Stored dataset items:
+++++
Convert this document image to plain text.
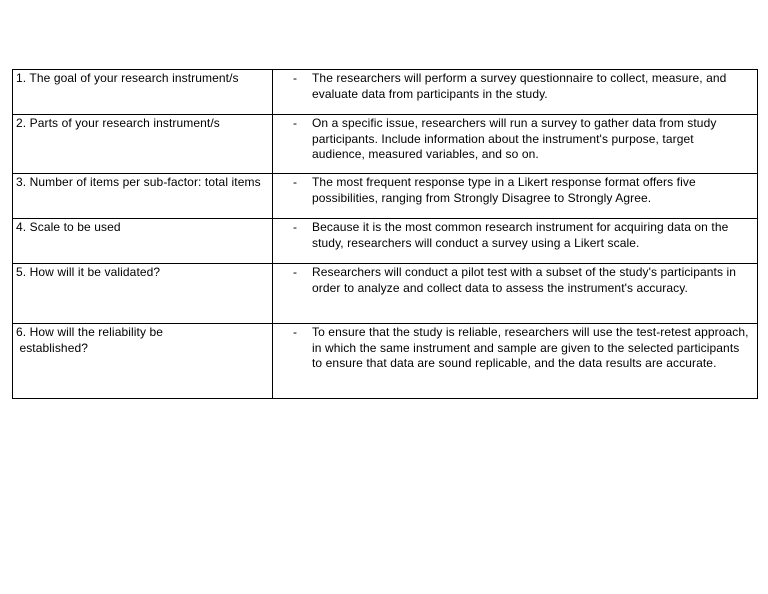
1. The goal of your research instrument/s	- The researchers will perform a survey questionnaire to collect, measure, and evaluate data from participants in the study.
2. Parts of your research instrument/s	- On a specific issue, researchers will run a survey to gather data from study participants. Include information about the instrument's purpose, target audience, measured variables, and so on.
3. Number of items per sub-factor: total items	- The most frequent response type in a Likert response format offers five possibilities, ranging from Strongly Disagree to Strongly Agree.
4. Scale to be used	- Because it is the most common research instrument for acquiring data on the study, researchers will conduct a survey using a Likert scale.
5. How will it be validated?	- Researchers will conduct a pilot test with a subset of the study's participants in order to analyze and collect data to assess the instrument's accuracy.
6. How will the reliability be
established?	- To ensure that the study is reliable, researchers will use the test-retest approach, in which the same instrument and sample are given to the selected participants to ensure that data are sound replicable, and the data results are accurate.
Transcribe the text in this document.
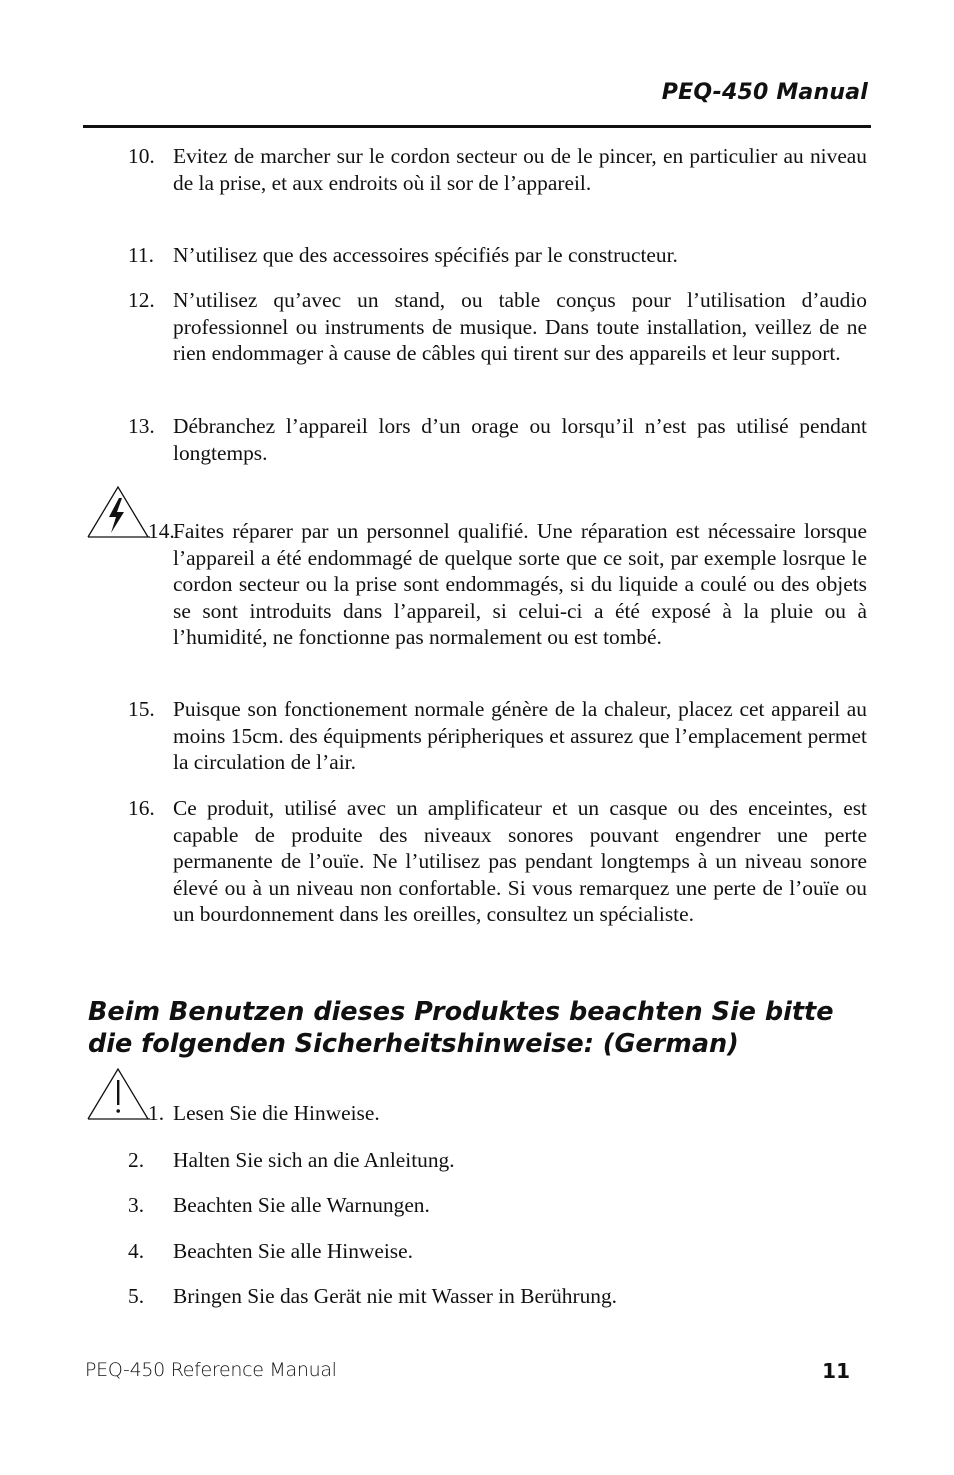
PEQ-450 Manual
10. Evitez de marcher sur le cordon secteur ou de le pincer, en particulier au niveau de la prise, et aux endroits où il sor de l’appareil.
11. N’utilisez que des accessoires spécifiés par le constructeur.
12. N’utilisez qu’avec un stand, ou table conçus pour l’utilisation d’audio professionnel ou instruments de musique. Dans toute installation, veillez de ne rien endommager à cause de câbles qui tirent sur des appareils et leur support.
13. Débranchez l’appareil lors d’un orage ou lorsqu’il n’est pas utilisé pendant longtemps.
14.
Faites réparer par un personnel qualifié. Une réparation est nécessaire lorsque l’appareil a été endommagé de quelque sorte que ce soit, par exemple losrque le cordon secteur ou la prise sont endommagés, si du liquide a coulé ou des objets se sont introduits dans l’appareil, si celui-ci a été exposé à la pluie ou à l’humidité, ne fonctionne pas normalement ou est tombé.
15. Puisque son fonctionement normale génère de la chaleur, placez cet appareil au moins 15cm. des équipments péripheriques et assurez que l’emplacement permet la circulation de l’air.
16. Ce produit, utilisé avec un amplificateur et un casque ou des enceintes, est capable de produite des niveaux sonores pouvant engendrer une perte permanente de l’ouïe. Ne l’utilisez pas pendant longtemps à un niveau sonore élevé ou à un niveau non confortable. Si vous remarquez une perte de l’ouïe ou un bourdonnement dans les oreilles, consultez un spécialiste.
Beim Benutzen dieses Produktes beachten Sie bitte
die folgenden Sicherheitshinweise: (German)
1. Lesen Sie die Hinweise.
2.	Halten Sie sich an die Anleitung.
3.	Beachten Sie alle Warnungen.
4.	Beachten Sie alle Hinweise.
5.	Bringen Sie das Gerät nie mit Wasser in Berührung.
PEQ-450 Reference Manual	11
+++++
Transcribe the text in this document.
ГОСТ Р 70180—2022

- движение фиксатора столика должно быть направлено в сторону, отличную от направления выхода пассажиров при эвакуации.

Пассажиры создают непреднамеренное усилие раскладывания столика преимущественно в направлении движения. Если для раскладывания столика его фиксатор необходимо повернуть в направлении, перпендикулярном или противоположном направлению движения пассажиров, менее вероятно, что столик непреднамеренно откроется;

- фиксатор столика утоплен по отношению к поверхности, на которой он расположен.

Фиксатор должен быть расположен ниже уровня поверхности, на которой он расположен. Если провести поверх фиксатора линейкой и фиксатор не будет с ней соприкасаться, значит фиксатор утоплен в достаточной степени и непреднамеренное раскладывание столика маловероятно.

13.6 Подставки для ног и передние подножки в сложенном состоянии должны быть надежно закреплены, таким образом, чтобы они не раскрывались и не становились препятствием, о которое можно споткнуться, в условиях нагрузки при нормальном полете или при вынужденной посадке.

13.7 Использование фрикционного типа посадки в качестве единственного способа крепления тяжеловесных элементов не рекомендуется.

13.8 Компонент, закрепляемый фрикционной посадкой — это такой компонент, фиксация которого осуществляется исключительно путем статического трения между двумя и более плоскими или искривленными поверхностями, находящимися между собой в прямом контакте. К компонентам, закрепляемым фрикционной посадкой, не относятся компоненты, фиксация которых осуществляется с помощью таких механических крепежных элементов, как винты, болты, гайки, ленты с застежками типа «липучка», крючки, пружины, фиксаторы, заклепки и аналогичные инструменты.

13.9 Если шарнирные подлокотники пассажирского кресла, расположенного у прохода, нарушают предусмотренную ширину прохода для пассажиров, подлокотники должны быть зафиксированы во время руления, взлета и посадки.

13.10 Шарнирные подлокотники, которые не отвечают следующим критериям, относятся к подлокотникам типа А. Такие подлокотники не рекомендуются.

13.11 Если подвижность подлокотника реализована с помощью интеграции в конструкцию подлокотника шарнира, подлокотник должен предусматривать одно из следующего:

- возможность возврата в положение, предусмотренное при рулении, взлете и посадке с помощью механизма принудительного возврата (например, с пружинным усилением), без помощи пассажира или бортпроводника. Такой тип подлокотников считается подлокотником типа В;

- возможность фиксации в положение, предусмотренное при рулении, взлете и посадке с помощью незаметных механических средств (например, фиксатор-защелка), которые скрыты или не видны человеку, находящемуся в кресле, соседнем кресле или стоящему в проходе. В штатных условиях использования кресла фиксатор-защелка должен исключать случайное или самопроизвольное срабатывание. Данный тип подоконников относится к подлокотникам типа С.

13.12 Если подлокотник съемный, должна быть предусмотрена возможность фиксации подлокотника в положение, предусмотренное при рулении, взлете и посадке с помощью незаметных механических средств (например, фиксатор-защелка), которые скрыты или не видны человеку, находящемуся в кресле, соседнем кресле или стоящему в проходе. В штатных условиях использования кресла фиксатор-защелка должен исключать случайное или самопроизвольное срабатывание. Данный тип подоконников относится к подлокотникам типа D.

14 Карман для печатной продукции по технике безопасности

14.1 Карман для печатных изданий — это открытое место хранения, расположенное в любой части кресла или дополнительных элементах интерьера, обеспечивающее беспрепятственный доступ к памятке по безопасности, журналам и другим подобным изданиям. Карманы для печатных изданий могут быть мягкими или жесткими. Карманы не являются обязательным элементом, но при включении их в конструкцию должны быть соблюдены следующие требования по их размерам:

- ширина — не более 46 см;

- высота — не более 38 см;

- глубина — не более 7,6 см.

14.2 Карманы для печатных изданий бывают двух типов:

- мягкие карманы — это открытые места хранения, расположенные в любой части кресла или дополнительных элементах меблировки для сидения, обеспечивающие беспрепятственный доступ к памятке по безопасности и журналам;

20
+++++
Copy each line of the listing that includes "памятке".

14.1 Карман для печатных изданий — это открытое место хранения, расположенное в любой части кресла или дополнительных элементах интерьера, обеспечивающее беспрепятственный доступ к памятке по безопасности, журналам и другим подобным изданиям. Карманы для печатных изданий могут быть мягкими или жесткими. Карманы не являются обязательным элементом, но при включении их в конструкцию должны быть соблюдены следующие требования по их размерам:
- мягкие карманы — это открытые места хранения, расположенные в любой части кресла или дополнительных элементах меблировки для сидения, обеспечивающие беспрепятственный доступ к памятке по безопасности и журналам;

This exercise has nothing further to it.